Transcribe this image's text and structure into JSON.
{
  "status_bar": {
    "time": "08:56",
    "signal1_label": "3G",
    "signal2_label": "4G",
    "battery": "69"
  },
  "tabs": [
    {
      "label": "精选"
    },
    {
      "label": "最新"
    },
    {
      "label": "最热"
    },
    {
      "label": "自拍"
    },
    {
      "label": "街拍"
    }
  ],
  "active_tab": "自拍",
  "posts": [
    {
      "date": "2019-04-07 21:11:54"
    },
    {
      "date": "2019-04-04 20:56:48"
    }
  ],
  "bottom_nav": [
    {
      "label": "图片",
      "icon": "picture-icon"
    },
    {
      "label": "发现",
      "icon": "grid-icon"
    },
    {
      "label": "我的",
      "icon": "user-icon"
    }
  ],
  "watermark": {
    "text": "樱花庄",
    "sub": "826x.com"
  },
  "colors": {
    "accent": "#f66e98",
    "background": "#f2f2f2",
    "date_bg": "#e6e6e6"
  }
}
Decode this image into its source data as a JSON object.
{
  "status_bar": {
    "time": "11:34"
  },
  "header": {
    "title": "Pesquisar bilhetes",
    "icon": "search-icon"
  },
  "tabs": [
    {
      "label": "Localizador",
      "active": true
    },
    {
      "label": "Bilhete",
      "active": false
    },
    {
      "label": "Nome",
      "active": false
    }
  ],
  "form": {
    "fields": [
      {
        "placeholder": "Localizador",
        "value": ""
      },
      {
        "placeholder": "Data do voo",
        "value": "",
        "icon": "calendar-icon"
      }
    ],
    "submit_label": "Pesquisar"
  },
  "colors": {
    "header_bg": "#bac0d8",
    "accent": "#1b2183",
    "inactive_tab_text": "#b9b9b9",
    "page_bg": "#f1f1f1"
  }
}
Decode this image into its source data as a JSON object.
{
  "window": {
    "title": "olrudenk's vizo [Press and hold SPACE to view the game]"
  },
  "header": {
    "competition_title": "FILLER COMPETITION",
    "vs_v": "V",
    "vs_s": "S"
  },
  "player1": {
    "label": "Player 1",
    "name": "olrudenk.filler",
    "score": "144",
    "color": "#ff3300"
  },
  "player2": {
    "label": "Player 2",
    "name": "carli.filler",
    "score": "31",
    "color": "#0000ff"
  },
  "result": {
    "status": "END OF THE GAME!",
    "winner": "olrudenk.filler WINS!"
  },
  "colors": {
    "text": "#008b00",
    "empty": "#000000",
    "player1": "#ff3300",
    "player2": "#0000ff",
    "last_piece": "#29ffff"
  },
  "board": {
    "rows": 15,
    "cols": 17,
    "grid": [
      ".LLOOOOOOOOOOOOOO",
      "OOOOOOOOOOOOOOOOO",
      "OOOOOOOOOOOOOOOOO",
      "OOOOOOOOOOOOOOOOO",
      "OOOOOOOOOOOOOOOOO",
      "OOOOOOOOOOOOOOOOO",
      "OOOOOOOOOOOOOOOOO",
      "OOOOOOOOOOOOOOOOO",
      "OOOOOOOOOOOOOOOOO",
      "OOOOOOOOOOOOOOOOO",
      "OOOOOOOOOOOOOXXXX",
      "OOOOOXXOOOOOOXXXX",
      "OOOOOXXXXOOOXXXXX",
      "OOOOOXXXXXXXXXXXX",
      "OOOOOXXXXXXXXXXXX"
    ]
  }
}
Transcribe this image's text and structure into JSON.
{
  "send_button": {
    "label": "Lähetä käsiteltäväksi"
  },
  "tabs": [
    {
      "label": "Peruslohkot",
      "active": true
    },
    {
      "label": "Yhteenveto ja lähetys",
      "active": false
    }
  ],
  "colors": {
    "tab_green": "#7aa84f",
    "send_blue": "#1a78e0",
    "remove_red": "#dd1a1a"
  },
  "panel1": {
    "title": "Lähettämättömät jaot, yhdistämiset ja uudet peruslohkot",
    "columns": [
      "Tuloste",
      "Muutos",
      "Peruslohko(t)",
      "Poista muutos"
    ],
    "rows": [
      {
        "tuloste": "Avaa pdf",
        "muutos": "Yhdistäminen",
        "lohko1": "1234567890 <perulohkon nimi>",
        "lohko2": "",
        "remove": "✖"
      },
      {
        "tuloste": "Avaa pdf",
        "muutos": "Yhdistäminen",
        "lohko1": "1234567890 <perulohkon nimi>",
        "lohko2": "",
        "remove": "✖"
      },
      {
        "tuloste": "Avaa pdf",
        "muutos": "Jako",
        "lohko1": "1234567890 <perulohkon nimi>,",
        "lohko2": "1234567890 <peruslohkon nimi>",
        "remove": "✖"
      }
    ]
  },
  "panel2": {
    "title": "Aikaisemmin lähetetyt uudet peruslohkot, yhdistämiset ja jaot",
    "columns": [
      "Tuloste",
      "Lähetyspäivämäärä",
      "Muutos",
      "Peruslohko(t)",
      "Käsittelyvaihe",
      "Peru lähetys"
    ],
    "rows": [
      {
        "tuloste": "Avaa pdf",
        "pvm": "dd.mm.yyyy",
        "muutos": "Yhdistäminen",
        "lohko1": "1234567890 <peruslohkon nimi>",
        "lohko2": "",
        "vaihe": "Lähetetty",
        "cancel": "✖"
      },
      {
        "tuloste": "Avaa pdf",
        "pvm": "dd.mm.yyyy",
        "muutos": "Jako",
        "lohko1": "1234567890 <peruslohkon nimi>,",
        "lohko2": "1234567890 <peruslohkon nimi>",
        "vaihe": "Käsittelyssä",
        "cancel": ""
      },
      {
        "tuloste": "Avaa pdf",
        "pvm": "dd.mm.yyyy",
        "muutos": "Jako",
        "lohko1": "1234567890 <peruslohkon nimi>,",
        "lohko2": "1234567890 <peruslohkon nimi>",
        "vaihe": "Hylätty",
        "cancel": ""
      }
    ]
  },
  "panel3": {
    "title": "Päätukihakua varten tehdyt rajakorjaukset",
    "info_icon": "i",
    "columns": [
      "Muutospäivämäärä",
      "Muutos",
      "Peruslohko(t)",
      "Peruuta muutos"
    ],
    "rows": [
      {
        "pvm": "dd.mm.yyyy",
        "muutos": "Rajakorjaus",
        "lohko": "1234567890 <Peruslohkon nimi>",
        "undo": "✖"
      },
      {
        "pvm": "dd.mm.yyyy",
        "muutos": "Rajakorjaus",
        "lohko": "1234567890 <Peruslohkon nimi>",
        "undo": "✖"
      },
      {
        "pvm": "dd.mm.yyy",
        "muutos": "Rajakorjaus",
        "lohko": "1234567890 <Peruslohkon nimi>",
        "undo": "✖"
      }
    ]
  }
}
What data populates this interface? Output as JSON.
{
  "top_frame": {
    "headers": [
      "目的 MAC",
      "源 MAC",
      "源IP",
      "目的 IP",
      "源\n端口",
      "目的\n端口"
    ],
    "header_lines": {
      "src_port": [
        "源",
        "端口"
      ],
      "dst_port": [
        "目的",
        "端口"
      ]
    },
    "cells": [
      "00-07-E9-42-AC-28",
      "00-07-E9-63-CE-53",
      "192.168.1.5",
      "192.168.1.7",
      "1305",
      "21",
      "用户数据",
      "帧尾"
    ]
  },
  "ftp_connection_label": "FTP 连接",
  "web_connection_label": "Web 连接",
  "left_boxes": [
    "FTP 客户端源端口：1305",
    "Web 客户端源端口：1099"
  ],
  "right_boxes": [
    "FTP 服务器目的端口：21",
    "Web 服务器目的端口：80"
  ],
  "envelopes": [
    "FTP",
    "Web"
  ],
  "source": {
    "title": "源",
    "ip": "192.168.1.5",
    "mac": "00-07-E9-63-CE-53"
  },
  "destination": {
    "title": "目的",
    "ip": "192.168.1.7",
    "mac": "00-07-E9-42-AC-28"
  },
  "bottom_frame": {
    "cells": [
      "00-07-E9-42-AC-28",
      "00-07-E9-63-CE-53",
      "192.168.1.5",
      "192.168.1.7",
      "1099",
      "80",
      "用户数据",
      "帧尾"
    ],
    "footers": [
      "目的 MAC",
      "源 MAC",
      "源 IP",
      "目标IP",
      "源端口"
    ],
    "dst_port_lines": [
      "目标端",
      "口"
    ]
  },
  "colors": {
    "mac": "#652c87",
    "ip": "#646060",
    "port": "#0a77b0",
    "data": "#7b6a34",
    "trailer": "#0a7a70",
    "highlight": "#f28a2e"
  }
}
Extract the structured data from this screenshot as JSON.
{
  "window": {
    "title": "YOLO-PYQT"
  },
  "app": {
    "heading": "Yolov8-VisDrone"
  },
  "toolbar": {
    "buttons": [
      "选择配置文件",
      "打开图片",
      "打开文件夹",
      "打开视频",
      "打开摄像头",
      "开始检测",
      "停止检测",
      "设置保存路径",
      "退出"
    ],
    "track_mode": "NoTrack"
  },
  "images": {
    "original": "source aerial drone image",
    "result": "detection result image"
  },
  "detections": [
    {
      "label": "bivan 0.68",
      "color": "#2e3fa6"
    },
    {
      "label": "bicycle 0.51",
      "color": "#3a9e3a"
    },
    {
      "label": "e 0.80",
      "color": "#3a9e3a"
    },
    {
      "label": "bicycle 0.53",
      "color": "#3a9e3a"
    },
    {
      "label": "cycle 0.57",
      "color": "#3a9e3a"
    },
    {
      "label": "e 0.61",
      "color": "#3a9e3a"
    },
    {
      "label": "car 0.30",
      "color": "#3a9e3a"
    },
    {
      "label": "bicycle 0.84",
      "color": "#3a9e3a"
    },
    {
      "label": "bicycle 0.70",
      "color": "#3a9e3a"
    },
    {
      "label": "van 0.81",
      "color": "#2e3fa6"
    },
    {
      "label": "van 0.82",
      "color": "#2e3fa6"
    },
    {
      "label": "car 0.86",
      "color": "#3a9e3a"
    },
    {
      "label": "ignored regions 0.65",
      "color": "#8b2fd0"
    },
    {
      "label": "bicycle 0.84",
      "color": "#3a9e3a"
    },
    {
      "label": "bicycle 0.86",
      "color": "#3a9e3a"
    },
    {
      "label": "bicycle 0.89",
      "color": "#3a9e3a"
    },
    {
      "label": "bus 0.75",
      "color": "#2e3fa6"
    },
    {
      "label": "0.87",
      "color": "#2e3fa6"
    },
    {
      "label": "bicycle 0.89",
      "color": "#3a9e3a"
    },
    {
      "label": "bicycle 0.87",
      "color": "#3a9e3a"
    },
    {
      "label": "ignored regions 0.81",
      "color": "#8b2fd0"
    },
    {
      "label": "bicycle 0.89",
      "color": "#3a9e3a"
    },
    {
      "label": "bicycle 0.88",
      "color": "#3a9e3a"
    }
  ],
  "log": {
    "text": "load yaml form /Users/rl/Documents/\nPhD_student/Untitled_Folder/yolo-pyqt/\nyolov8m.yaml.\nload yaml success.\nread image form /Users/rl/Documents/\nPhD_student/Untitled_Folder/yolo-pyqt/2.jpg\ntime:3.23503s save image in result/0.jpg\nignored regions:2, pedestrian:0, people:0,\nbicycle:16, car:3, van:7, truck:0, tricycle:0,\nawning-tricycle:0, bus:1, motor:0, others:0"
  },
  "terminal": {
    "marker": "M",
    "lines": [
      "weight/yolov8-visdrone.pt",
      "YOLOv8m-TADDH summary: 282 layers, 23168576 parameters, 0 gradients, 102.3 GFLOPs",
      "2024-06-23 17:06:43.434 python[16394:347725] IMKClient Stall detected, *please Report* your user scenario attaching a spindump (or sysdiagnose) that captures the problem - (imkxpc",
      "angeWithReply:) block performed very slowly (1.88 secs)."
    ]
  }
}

━━━━━━

## Aim of the task
Look through the listing and extract every line with "placeholder" in it.

## Task output
        "placeholder": "Localizador",
        "placeholder": "Data do voo",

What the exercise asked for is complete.